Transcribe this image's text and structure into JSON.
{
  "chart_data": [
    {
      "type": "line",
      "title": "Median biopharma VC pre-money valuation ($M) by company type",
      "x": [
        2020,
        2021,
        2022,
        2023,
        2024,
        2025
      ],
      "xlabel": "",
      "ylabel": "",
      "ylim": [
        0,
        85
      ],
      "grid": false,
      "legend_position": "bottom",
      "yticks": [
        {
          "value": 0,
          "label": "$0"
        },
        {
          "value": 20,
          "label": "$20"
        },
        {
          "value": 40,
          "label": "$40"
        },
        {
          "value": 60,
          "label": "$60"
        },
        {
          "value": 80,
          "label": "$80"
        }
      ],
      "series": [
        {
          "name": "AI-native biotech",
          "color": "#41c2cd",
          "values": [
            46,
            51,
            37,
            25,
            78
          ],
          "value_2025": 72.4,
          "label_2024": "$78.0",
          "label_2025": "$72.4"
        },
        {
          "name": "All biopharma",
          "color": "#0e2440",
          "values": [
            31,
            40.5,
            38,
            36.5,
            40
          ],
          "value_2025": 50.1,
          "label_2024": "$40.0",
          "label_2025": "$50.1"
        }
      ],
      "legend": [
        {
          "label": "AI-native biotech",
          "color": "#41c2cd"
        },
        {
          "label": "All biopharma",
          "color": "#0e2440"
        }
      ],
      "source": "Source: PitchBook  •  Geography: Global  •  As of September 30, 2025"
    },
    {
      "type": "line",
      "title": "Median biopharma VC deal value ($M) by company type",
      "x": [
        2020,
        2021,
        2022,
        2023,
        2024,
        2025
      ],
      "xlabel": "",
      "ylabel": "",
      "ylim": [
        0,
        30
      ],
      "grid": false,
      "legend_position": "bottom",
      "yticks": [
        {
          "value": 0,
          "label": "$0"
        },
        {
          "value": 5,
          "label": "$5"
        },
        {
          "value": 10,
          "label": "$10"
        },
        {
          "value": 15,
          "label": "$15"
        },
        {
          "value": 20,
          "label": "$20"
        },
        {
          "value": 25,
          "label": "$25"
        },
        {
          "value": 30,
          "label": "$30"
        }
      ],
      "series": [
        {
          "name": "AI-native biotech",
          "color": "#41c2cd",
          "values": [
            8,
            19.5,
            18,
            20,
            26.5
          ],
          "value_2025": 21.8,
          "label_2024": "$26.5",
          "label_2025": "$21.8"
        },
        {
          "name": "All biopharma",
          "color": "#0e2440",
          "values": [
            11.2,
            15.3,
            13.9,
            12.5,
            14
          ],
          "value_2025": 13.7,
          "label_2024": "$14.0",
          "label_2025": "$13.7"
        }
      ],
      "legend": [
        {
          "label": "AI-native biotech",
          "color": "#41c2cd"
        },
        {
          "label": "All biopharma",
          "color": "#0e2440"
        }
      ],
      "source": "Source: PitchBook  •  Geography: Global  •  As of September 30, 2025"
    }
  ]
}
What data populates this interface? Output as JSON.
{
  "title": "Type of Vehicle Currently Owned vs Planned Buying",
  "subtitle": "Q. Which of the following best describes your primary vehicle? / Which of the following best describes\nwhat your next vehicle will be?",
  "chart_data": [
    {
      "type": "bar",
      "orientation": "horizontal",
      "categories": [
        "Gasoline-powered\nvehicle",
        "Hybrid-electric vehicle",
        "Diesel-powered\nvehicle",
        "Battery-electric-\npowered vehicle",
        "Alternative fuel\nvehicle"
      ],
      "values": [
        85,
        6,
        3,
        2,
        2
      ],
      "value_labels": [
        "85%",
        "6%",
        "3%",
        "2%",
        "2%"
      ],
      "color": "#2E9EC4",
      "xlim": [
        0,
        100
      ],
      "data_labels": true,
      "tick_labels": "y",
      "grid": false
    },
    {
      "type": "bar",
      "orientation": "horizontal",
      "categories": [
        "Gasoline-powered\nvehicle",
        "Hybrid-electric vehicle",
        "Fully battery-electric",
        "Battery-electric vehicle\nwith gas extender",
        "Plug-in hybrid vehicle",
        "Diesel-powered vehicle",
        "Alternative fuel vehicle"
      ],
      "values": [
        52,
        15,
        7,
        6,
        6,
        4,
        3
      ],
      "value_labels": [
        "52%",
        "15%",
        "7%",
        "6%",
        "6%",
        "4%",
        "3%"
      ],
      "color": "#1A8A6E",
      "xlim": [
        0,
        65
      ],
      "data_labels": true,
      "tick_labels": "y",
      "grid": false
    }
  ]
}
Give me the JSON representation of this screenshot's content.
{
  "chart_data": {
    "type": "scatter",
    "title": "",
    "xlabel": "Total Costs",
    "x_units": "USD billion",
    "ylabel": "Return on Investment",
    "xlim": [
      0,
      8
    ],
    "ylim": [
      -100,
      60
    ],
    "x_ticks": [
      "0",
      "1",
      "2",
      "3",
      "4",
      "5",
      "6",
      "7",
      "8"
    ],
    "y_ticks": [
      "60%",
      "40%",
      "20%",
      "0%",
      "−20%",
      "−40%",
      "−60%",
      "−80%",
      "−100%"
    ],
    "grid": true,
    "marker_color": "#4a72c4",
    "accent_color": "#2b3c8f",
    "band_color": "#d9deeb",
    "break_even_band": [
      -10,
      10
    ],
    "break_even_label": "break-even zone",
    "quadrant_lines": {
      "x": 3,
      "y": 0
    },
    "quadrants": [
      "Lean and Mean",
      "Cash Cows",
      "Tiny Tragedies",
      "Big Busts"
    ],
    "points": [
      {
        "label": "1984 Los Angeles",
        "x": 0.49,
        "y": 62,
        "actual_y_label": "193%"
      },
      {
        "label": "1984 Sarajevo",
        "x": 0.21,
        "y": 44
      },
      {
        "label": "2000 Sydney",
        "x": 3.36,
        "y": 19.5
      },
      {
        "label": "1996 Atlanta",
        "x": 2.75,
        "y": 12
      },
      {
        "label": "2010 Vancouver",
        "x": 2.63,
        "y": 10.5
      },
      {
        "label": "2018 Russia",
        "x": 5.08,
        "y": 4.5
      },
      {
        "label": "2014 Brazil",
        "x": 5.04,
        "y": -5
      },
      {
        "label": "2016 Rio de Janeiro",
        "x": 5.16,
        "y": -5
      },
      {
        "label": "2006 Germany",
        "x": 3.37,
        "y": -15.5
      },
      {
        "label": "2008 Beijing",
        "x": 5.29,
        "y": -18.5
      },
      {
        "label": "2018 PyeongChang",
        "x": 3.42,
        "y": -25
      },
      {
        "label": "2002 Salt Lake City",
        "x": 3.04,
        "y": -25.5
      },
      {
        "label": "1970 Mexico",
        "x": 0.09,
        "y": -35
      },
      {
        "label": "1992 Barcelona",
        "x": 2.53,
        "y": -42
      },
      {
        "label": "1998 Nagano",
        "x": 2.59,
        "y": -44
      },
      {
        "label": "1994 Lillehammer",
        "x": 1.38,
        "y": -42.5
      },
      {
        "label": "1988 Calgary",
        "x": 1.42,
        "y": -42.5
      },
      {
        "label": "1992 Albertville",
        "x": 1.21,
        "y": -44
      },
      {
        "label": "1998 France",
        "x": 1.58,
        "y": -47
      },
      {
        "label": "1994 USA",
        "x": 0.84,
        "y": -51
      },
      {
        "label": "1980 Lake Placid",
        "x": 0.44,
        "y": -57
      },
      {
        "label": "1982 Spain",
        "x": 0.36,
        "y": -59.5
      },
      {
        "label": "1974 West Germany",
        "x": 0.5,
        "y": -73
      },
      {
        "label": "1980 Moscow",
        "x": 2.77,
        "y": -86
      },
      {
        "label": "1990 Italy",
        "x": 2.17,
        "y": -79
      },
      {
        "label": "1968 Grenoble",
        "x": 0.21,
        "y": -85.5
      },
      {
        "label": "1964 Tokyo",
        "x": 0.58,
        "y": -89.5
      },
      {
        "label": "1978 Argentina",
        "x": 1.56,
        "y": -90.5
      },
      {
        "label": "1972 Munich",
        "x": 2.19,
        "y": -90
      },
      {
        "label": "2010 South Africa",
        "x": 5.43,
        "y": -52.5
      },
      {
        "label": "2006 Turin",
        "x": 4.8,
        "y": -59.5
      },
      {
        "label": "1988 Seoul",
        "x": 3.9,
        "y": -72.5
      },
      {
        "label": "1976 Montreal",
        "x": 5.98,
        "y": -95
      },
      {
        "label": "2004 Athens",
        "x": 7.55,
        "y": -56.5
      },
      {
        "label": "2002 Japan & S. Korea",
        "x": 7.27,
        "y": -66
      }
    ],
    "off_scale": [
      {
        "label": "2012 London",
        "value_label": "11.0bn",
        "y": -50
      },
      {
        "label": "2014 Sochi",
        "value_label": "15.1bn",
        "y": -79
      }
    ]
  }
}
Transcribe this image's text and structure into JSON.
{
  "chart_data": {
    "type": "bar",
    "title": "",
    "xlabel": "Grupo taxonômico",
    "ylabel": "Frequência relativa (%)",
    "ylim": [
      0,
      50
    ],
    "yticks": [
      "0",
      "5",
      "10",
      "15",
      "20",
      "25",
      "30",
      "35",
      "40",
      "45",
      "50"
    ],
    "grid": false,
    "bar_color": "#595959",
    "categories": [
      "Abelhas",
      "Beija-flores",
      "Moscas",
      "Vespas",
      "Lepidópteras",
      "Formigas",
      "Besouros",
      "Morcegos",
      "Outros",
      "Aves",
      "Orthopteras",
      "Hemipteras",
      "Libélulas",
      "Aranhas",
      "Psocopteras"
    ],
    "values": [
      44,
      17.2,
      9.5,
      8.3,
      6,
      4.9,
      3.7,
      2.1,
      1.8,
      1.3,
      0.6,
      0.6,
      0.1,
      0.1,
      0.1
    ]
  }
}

■ What is asked
Return every line of the preceding records in which the word "this" appears.

■ The response
Transcribe this image's text and structure into JSON.
What data populates this interface? Output as JSON.
Give me the JSON representation of this screenshot's content.
Transcribe this image's text and structure into JSON.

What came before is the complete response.